STATED GOAL
From the entries below, please gather each line containing the string "data".

##########

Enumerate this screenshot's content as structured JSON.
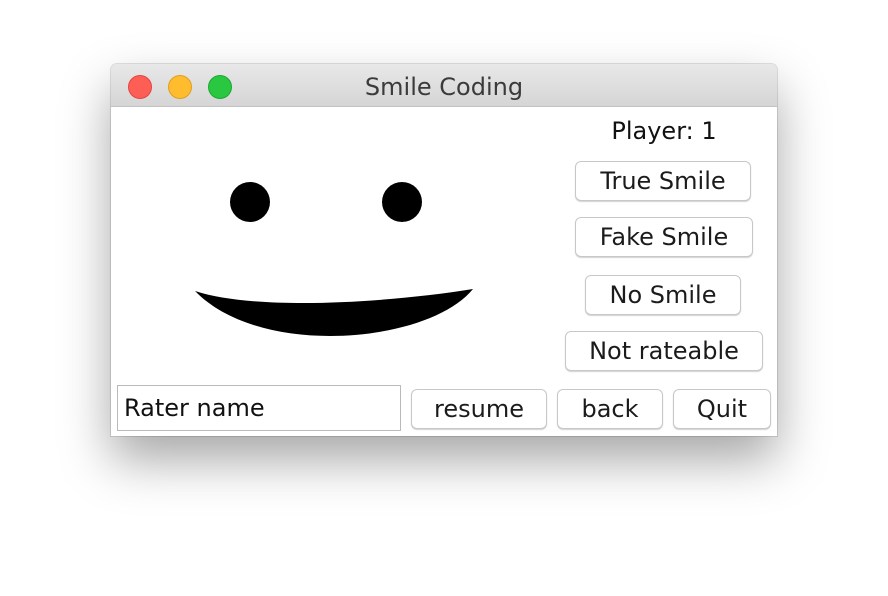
{
  "window": {
    "title": "Smile Coding",
    "controls": [
      "close",
      "minimize",
      "zoom"
    ]
  },
  "face": {
    "icon": "smiley-face-icon",
    "color": "#000000"
  },
  "player": {
    "label": "Player: 1"
  },
  "rating_buttons": {
    "true_smile": "True Smile",
    "fake_smile": "Fake Smile",
    "no_smile": "No Smile",
    "not_rateable": "Not rateable"
  },
  "rater": {
    "value": "Rater name"
  },
  "bottom_buttons": {
    "resume": "resume",
    "back": "back",
    "quit": "Quit"
  },
  "colors": {
    "close": "#fd5f57",
    "minimize": "#febc2e",
    "zoom": "#29c840"
  }
}
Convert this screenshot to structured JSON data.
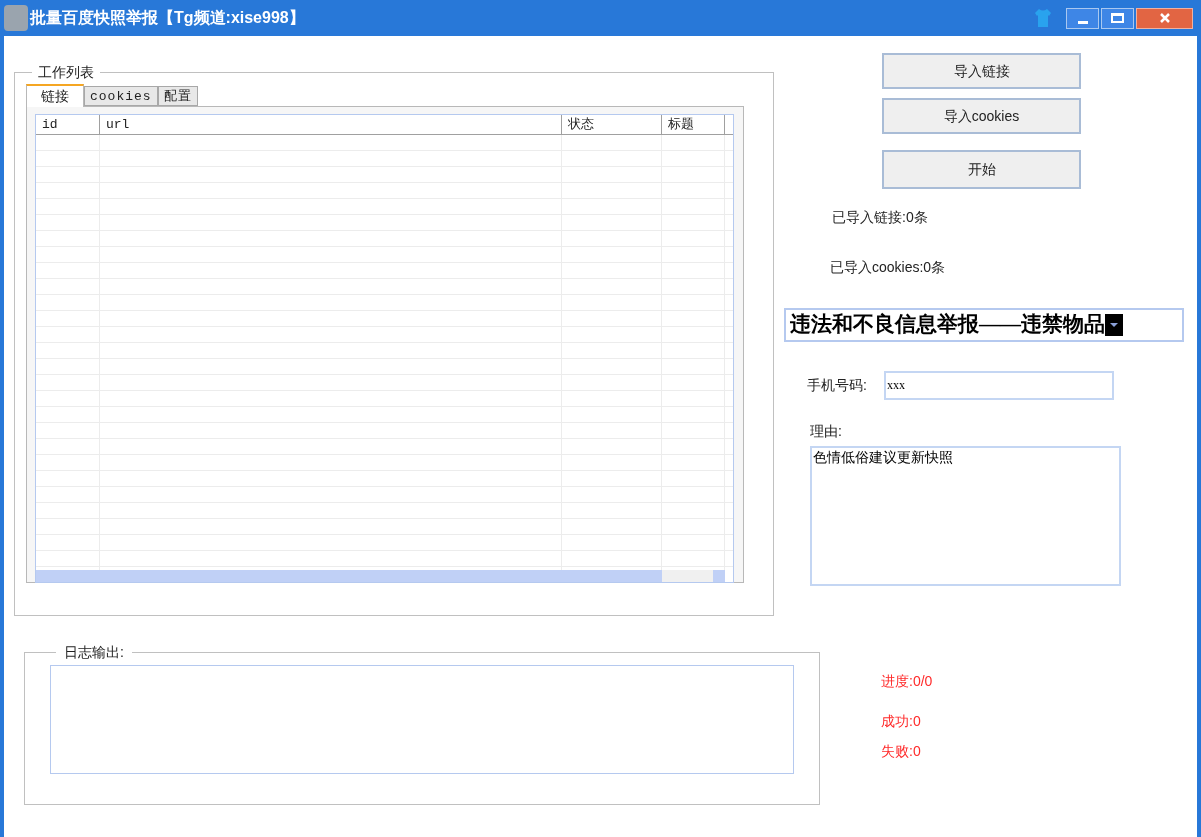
{
  "window": {
    "title": "批量百度快照举报【Tg频道:xise998】"
  },
  "work_list": {
    "title": "工作列表",
    "tabs": [
      {
        "label": "链接",
        "selected": true
      },
      {
        "label": "cookies",
        "selected": false
      },
      {
        "label": "配置",
        "selected": false
      }
    ],
    "table": {
      "columns": [
        "id",
        "url",
        "状态",
        "标题"
      ]
    }
  },
  "buttons": [
    "导入链接",
    "导入cookies",
    "开始"
  ],
  "counts": [
    "已导入链接:0条",
    "已导入cookies:0条"
  ],
  "report_type": {
    "value": "违法和不良信息举报——违禁物品"
  },
  "phone": {
    "label": "手机号码:",
    "value": "xxx"
  },
  "reason": {
    "label": "理由:",
    "value": "色情低俗建议更新快照"
  },
  "log": {
    "title": "日志输出:"
  },
  "stats": [
    "进度:0/0",
    "成功:0",
    "失败:0"
  ]
}
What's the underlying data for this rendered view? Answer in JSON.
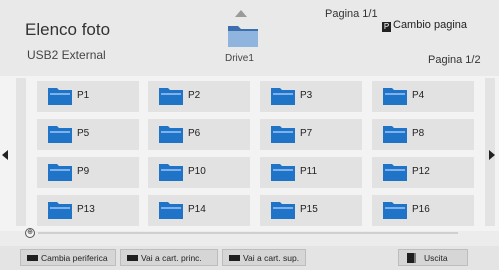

##########

COMPLETE OUTPUT
Convert this screenshot to structured JSON data.
What's the underlying data for this rendered view? Answer in JSON.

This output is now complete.